■ **PASSAGE SHOWN**:
━━━
Parallel Computing Applications and Environment on the T3D
A. E. Koniges
Leader, Multiprogrammatic and Insititutional Computing Research
Morris A. Jette
Distributed Computing Technology Group Leader
Lawrence Livermore National Laboratory
- As part of the Parallel Applications Technology Program of Cray Research, a 256 processor T3D was sited at Lawrence Livermore National Laboratory in 1994. Today, that machine has become a workhorse of unclassified supercomputing for the laboratory with utilization rates of 90 - 96% or better. This talk will cover the range of applications on the T3D, performance highlights, and information on how to use the MPP platform as a production computer for both industrial and academic applications.
- Applications, production MPP computing, scheduling
The High Performance Parallel Processing Project (H4P) is a package of 9 individual CRADAs (Cooperative Research and Development Agreements), plus hardware (a Cray Research CRAY T3D sited at Lawrence Livermore National Laboratory). This innovative project established a three-year multi-party collaboration that is significantly accelerating the availability of commercial massively parallel processing (MPP) computing software technology to U.S. government, academic, and industrial end-users. It has been historically known as the "SuperCRADA," since it is a piece of a $40M set of computing-related agreements with Lawrence Livermore National Laboratory (LLNL), Los Alamos National Laboratory (LANL), Cray Research Inc. (CRI), and other industrial partners announced in 1994 by then Secretary of Energy, Hazel O'Leary. This project brought the first 128 processing elements (PEs) of the T3D to LLNL. (There is a similar set of individual CRADAs and a T3D at LANL.) The second half of the T3D (another 128 PEs, bringing the total to 256) came to LLNL as part of the Computations Department Director's Initiative and UC funding. Now these projects share the full 256-PE machine.
━━━
■ **MATERIAL**:
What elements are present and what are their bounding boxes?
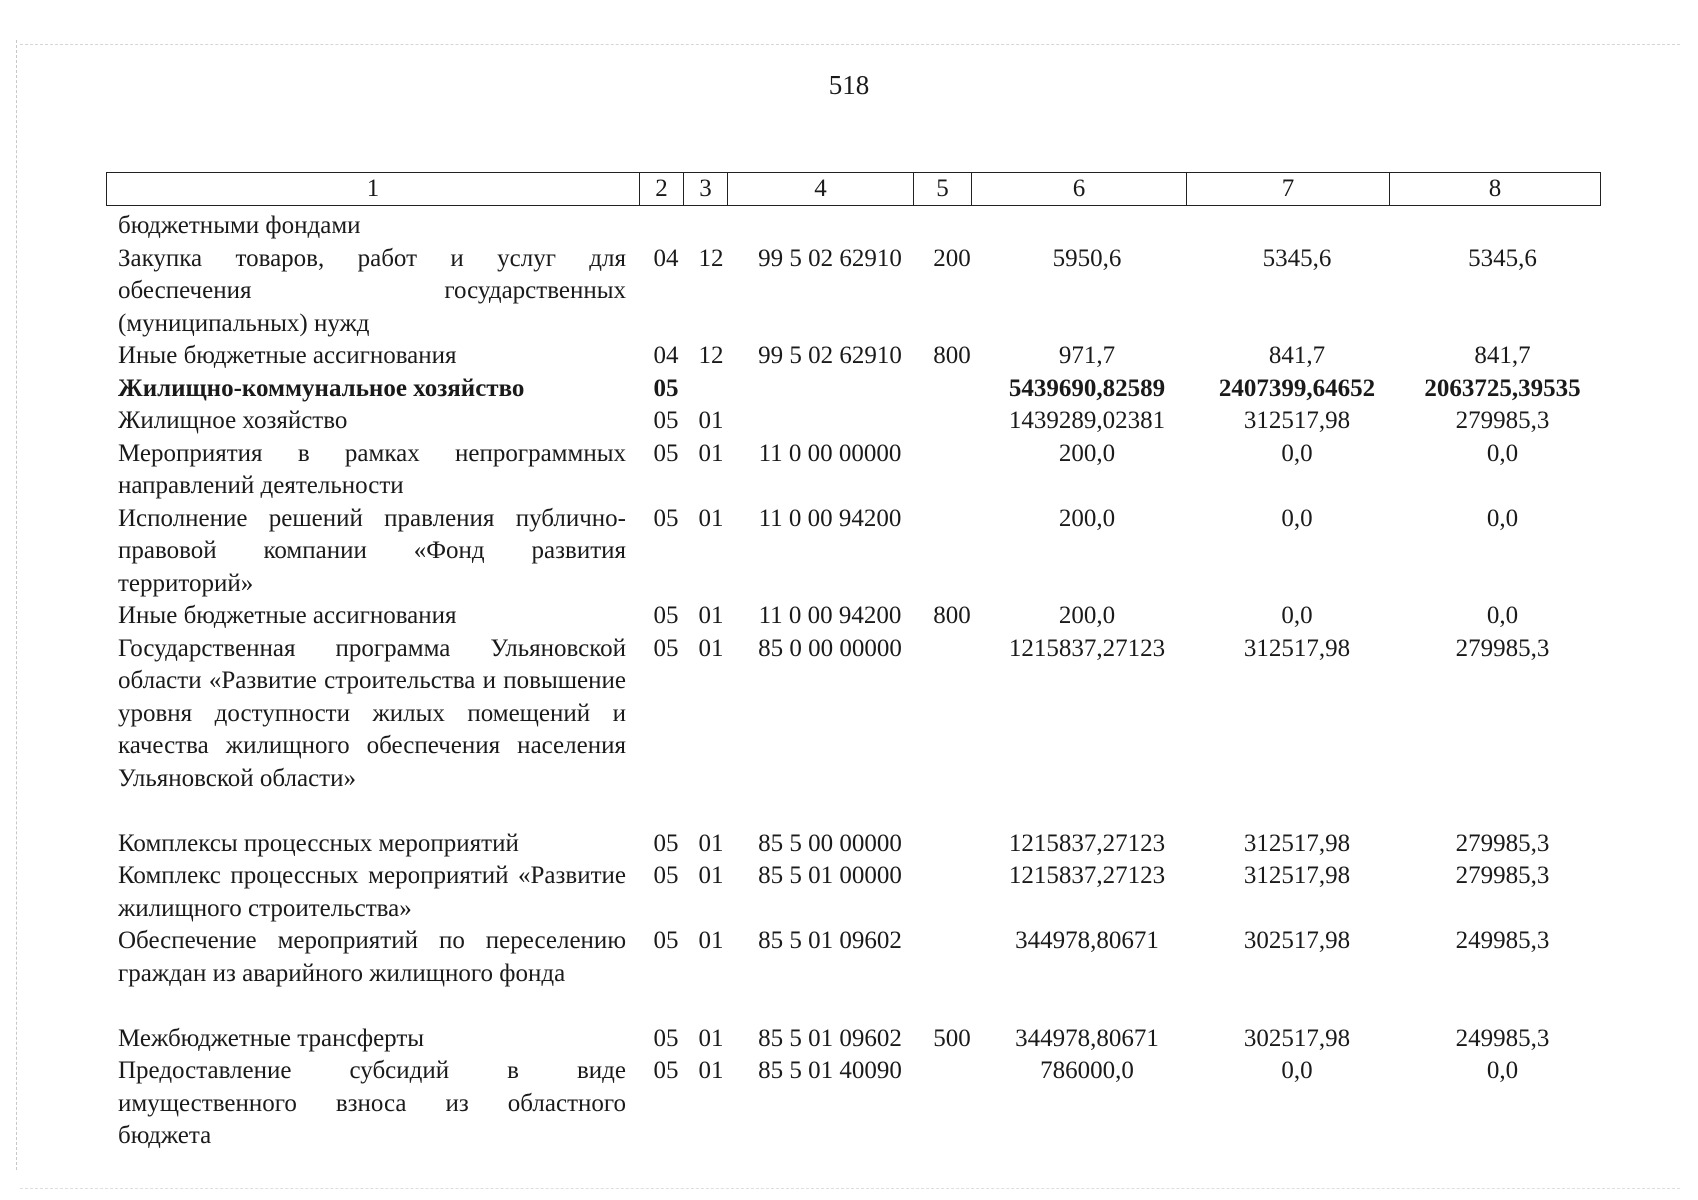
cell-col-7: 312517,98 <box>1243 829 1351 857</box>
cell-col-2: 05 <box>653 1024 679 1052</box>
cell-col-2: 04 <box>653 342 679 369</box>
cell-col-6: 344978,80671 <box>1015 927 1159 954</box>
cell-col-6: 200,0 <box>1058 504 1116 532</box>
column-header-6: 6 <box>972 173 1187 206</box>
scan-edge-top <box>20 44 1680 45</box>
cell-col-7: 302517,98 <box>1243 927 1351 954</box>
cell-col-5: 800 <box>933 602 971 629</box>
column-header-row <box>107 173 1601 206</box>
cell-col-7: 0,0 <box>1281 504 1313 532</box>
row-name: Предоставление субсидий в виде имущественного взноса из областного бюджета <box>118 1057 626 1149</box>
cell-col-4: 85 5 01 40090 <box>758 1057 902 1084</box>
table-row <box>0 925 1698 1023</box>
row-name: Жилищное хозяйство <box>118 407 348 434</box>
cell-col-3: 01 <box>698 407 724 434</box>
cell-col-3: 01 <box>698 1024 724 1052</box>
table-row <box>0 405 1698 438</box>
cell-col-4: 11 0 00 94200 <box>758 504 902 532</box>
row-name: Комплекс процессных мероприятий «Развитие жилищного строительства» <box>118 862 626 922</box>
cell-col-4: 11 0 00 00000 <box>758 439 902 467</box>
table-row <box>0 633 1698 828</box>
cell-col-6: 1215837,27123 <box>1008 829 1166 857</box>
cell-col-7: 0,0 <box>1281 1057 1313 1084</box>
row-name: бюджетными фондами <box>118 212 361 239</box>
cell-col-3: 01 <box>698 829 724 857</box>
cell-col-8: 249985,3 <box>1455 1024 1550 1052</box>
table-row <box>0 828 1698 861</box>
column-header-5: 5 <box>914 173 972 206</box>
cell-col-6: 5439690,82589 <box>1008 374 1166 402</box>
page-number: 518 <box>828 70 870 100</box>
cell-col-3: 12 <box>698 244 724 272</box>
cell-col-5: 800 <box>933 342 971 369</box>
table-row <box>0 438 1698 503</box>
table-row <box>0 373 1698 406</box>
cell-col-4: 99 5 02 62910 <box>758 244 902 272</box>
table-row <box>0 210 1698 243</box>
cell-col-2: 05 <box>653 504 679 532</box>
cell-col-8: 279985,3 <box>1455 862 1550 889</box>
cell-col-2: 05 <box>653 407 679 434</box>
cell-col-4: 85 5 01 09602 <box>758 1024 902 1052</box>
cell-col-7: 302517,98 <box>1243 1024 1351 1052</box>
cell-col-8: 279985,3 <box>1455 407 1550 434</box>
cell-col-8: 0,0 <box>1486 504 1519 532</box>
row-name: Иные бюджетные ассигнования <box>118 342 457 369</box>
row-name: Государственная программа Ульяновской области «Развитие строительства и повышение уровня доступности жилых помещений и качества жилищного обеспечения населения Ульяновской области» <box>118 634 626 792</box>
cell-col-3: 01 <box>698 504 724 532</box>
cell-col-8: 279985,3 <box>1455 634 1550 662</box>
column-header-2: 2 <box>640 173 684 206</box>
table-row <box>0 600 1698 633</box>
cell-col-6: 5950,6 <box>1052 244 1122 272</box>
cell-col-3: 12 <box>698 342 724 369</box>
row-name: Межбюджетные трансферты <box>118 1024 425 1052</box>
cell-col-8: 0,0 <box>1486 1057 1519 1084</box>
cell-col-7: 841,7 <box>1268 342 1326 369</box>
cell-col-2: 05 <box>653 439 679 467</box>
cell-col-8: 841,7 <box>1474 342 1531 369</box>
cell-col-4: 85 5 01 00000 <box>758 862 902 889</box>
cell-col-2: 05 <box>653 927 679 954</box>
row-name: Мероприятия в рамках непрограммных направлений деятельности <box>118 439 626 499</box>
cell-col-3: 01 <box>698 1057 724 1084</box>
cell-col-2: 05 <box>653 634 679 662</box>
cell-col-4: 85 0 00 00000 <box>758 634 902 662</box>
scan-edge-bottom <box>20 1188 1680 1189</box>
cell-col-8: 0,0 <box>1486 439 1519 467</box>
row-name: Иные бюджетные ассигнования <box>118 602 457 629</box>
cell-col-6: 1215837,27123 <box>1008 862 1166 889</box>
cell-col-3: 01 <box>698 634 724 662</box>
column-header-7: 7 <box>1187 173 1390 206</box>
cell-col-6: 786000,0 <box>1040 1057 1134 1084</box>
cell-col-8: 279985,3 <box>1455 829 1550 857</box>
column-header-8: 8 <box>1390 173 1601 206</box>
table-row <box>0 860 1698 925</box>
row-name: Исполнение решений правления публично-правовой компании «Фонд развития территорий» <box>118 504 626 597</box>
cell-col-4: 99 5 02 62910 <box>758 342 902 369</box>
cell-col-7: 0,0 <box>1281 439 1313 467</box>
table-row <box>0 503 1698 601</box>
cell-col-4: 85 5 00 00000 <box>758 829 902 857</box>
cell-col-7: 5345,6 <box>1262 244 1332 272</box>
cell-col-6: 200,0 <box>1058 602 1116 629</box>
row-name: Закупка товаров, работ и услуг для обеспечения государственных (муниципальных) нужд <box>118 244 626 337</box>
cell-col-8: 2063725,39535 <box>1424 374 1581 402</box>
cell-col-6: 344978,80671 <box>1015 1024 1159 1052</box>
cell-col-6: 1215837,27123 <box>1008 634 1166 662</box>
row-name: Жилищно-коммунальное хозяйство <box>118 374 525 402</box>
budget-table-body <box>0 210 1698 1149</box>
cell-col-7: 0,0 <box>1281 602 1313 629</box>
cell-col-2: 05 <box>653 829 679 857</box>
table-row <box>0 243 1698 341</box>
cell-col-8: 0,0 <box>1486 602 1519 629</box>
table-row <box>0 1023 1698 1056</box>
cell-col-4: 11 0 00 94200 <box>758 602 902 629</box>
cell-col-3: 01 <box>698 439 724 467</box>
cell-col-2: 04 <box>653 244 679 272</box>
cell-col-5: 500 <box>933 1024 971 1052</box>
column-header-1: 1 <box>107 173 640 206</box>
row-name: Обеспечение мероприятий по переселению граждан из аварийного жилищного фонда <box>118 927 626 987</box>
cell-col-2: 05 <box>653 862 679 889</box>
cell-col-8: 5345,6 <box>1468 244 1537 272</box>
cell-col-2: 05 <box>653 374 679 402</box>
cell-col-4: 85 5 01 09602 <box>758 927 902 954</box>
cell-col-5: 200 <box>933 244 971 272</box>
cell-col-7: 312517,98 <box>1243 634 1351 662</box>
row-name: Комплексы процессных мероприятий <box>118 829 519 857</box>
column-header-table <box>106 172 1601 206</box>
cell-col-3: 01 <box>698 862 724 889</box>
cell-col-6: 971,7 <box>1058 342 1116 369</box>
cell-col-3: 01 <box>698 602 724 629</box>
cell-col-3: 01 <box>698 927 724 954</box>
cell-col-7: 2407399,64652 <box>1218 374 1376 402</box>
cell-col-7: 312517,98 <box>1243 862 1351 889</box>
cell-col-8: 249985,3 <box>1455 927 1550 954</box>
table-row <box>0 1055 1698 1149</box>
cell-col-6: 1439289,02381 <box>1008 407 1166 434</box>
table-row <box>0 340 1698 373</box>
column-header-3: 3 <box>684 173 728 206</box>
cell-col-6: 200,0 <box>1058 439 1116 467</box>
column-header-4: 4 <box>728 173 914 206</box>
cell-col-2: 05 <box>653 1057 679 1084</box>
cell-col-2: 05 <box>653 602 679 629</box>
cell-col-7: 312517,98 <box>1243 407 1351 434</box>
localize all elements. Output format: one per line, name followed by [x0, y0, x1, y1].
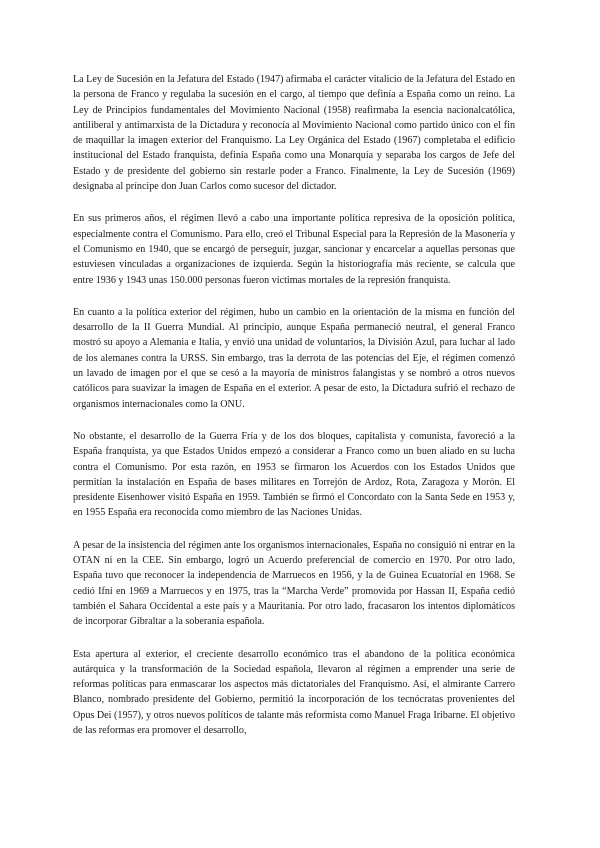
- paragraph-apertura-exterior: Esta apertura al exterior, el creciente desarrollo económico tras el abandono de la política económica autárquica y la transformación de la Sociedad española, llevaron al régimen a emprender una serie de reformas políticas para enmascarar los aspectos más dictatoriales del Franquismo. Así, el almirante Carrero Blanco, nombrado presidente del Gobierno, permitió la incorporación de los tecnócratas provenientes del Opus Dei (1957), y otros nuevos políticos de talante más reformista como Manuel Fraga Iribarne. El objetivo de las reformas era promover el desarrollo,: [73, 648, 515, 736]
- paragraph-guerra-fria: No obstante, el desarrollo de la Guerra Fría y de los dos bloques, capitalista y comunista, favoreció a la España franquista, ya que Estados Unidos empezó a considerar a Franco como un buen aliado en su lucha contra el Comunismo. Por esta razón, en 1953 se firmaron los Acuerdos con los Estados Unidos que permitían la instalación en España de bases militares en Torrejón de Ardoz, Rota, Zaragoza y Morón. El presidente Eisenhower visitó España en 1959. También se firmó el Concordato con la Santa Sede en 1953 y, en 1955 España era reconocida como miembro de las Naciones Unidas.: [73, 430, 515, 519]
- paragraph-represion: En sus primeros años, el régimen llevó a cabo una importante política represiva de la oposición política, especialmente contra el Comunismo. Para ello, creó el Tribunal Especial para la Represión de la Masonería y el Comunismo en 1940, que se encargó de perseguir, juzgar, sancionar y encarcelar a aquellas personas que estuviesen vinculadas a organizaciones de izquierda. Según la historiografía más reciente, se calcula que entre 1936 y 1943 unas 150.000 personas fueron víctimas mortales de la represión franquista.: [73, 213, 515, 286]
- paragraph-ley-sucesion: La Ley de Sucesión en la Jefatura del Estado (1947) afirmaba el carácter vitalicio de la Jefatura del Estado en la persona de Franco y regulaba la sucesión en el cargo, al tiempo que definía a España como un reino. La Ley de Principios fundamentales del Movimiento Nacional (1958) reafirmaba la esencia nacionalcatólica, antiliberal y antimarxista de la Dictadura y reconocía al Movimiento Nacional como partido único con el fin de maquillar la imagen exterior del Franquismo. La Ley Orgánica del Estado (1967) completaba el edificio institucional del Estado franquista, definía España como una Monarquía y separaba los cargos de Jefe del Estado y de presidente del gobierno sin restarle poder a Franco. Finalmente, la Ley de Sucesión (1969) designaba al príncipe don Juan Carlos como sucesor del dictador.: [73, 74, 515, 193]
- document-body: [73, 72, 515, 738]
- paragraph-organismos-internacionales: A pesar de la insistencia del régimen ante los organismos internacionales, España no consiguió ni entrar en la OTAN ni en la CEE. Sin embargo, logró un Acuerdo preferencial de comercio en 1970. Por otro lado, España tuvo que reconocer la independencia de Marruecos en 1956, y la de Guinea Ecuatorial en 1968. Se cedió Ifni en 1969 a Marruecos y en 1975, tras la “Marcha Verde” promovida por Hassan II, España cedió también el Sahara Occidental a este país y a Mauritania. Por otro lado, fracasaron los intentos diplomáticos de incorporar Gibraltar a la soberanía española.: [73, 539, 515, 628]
━━━
■ **EXERCISE INSTRUCTIONS**:
1. In the T3D passage, how many processing elements of the T3D did the High Performance Parallel Processing Project bring to LLNL?
2. Turn the paragraph of the T3D passage beginning "The High Performance Parallel Processing Project" into a short bulleted list that keeps its main facts.

■ **FINAL RESULTS**:
1. The first 128 processing elements (PEs).

2.
- The High Performance Parallel Processing Project (H4P) is a package of 9 CRADAs, plus a CRAY T3D at Lawrence Livermore National Laboratory.
- It set up a three-year, multi-party collaboration that speeds up the availability of commercial MPP software to U.S. government, academic, and industrial users.
- It is known as the "SuperCRADA." It is part of a $40M set of computing agreements among LLNL, LANL, Cray Research Inc., and other industrial partners, announced in 1994 by then Secretary of Energy Hazel O'Leary.
- It brought the first 128 PEs of the T3D to LLNL. LANL has a similar set of CRADAs and its own T3D.
- Another 128 PEs, for a total of 256, came through the Computations Department Director's Initiative and UC funding.
- The projects now share the full 256-PE machine.